Segundo a especialista em Direito Eleitoral, Gabriela Rollemberg, a baixa representatividade pode ser explicada por uma série de fatores, desde culturais, que reforçam a ideia de que mulheres não se interessam por política, até econômicos e sociais.
"A política é uma arena que não é conhecida pelas mulheres no geral, elas não são incentivadas a participar. Isso passa muito pelos conceitos de patriarcado e pelo estereótipo de gêneros. Muitas mulheres não se veem como capazes de assumir a política. Para aquelas que conseguem fazer parte desse espaço, a gente vê tanto uma dificuldade de vencer as barreiras dentro dos partidos quanto de abrir mão da profissão para se dedicar a uma eleição. É um desafio para nós trazer mulheres para a política, principalmente aquelas de baixa renda, e eu acredito que isso pode ser ainda mais complicado na situação atual, já que muitas perderam seus empregos", disse.
Gabriela é co-fundadora do grupo Elas Pedem Vista, que tem como objetivo auxiliar juridicamente mulheres. Nesta quinta-feira (23), ela comandará a live "Participação feminina na política em tempos de pandemia", promovida pelo Instituto Brasiliense de Direito Público (IDP). O debate contará com a participação da vice-governadora do Espírito Santo, Jaqueline Moraes (PSB), e de outras mulheres que atuam na política do país.
No Espírito Santo, Jaqueline tem conduzido um trabalho, desde o ano passado, para o fortalecimento de candidaturas femininas por meio de capacitações para mulheres que têm interesse em participar da política.
"Vejo que tenho muita responsabilidade nisso, por ser uma mulher que chegou ao cargo de vice-governadora. A construção de políticas afirmativas começa assim, passa pela representatividade. As meninas negras, da periferia, as mulheres pobres precisam ver uma mulher atuar, porque isso incentiva e faz diferença na vida delas", afirmou.

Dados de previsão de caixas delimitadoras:
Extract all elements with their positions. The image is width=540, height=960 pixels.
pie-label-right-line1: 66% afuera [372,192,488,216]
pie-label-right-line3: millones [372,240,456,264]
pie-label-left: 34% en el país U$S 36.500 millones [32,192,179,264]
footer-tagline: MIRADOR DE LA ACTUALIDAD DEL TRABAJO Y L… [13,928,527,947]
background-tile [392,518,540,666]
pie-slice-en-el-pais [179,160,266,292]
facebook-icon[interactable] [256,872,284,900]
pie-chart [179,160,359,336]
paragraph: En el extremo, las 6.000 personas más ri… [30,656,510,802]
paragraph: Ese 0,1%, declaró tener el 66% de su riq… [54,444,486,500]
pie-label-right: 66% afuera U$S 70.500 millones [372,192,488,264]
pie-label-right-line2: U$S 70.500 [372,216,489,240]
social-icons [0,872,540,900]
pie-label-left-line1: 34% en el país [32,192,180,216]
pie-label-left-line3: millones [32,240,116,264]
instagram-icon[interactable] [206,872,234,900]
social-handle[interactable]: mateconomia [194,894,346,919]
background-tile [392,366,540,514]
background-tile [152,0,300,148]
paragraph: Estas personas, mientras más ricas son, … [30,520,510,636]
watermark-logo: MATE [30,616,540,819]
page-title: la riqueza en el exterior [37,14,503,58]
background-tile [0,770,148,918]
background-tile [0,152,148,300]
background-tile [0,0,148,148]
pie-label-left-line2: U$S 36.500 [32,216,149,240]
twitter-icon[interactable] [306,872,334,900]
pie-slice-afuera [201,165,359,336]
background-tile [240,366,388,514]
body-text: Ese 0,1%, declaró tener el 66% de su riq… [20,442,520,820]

→ **ENUNCIADO DA TAREFA**
No texto sobre a participação feminina na política, qual é o objetivo do grupo Elas Pedem Vista? O material não tem relação com esta atividade.

→ **RESULTADO DO EXERCÍCIO**
Auxiliar juridicamente mulheres.